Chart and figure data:
* BEGIN *
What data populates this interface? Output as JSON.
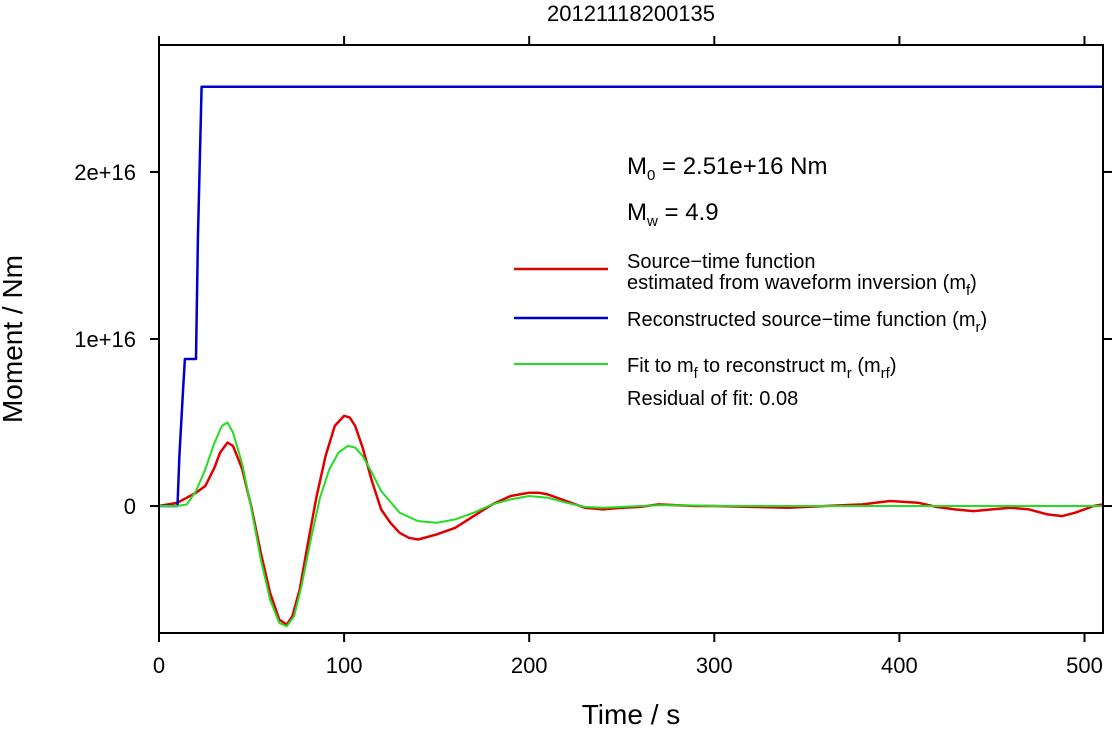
{
  "chart_data": {
    "type": "line",
    "title": "20121118200135",
    "xlabel": "Time / s",
    "ylabel": "Moment / Nm",
    "xlim": [
      0,
      510
    ],
    "ylim": [
      -7600000000000000.0,
      2.76e+16
    ],
    "x_ticks": [
      0,
      100,
      200,
      300,
      400,
      500
    ],
    "x_tick_labels": [
      "0",
      "100",
      "200",
      "300",
      "400",
      "500"
    ],
    "y_ticks": [
      0,
      1e+16,
      2e+16
    ],
    "y_tick_labels": [
      "0",
      "1e+16",
      "2e+16"
    ],
    "grid": false,
    "legend_position": "right",
    "annotations": {
      "m0": {
        "base": "M",
        "sub": "0",
        "rest": " = 2.51e+16 Nm"
      },
      "mw": {
        "base": "M",
        "sub": "w",
        "rest": " = 4.9"
      },
      "residual": "Residual of fit: 0.08"
    },
    "legend": [
      {
        "color": "#e00000",
        "lines": [
          [
            {
              "t": "Source−time function"
            }
          ],
          [
            {
              "t": "estimated from waveform inversion (m"
            },
            {
              "t": "f",
              "sub": true
            },
            {
              "t": ")"
            }
          ]
        ]
      },
      {
        "color": "#0000cc",
        "lines": [
          [
            {
              "t": "Reconstructed source−time function (m"
            },
            {
              "t": "r",
              "sub": true
            },
            {
              "t": ")"
            }
          ]
        ]
      },
      {
        "color": "#22dd22",
        "lines": [
          [
            {
              "t": "Fit to m"
            },
            {
              "t": "f",
              "sub": true
            },
            {
              "t": " to reconstruct m"
            },
            {
              "t": "r",
              "sub": true
            },
            {
              "t": " (m"
            },
            {
              "t": "rf",
              "sub": true
            },
            {
              "t": ")"
            }
          ]
        ]
      }
    ],
    "series": [
      {
        "color": "#e00000",
        "x": [
          0,
          5,
          10,
          15,
          20,
          25,
          30,
          33,
          37,
          40,
          45,
          50,
          55,
          60,
          65,
          69,
          72,
          76,
          80,
          85,
          90,
          95,
          100,
          103,
          106,
          110,
          115,
          120,
          125,
          130,
          135,
          140,
          150,
          160,
          170,
          180,
          190,
          200,
          205,
          210,
          220,
          230,
          240,
          250,
          260,
          270,
          280,
          290,
          300,
          320,
          340,
          350,
          360,
          380,
          395,
          410,
          420,
          430,
          440,
          450,
          460,
          470,
          480,
          488,
          495,
          505,
          510
        ],
        "y": [
          0,
          100000000000000.0,
          200000000000000.0,
          500000000000000.0,
          800000000000000.0,
          1200000000000000.0,
          2300000000000000.0,
          3200000000000000.0,
          3800000000000000.0,
          3600000000000000.0,
          2200000000000000.0,
          -100000000000000.0,
          -2800000000000000.0,
          -5200000000000000.0,
          -6800000000000000.0,
          -7100000000000000.0,
          -6600000000000000.0,
          -5000000000000000.0,
          -2500000000000000.0,
          500000000000000.0,
          3000000000000000.0,
          4800000000000000.0,
          5400000000000000.0,
          5300000000000000.0,
          4800000000000000.0,
          3500000000000000.0,
          1500000000000000.0,
          -200000000000000.0,
          -1000000000000000.0,
          -1600000000000000.0,
          -1900000000000000.0,
          -2000000000000000.0,
          -1700000000000000.0,
          -1300000000000000.0,
          -600000000000000.0,
          100000000000000.0,
          600000000000000.0,
          800000000000000.0,
          800000000000000.0,
          700000000000000.0,
          300000000000000.0,
          -100000000000000.0,
          -200000000000000.0,
          -100000000000000.0,
          -50000000000000.0,
          100000000000000.0,
          50000000000000.0,
          0,
          0,
          -50000000000000.0,
          -100000000000000.0,
          -50000000000000.0,
          0,
          100000000000000.0,
          300000000000000.0,
          200000000000000.0,
          -50000000000000.0,
          -200000000000000.0,
          -300000000000000.0,
          -200000000000000.0,
          -100000000000000.0,
          -200000000000000.0,
          -500000000000000.0,
          -600000000000000.0,
          -400000000000000.0,
          0,
          100000000000000.0
        ]
      },
      {
        "color": "#0000cc",
        "x": [
          0,
          10,
          11,
          13,
          14,
          15,
          17,
          20,
          21,
          23,
          510
        ],
        "y": [
          0,
          0,
          3000000000000000.0,
          7000000000000000.0,
          8800000000000000.0,
          8800000000000000.0,
          8800000000000000.0,
          8800000000000000.0,
          1.6e+16,
          2.51e+16,
          2.51e+16
        ]
      },
      {
        "color": "#22dd22",
        "x": [
          0,
          10,
          15,
          20,
          25,
          30,
          34,
          37,
          40,
          45,
          50,
          55,
          60,
          65,
          69,
          73,
          77,
          82,
          87,
          92,
          97,
          102,
          106,
          110,
          115,
          120,
          130,
          140,
          150,
          160,
          170,
          180,
          190,
          200,
          210,
          220,
          230,
          240,
          250,
          260,
          270,
          280,
          290,
          300,
          350,
          400,
          450,
          510
        ],
        "y": [
          0,
          0,
          100000000000000.0,
          900000000000000.0,
          2200000000000000.0,
          3800000000000000.0,
          4800000000000000.0,
          5000000000000000.0,
          4400000000000000.0,
          2500000000000000.0,
          -200000000000000.0,
          -3200000000000000.0,
          -5600000000000000.0,
          -7000000000000000.0,
          -7200000000000000.0,
          -6600000000000000.0,
          -4800000000000000.0,
          -2000000000000000.0,
          500000000000000.0,
          2200000000000000.0,
          3200000000000000.0,
          3600000000000000.0,
          3500000000000000.0,
          3000000000000000.0,
          2000000000000000.0,
          900000000000000.0,
          -400000000000000.0,
          -900000000000000.0,
          -1000000000000000.0,
          -800000000000000.0,
          -400000000000000.0,
          100000000000000.0,
          400000000000000.0,
          600000000000000.0,
          500000000000000.0,
          200000000000000.0,
          -50000000000000.0,
          -100000000000000.0,
          -50000000000000.0,
          0,
          50000000000000.0,
          50000000000000.0,
          30000000000000.0,
          0,
          0,
          0,
          0,
          0
        ]
      }
    ]
  }
}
* END *
What the exercise asks: Give only the number of lines that include the word "function".

Final result: 2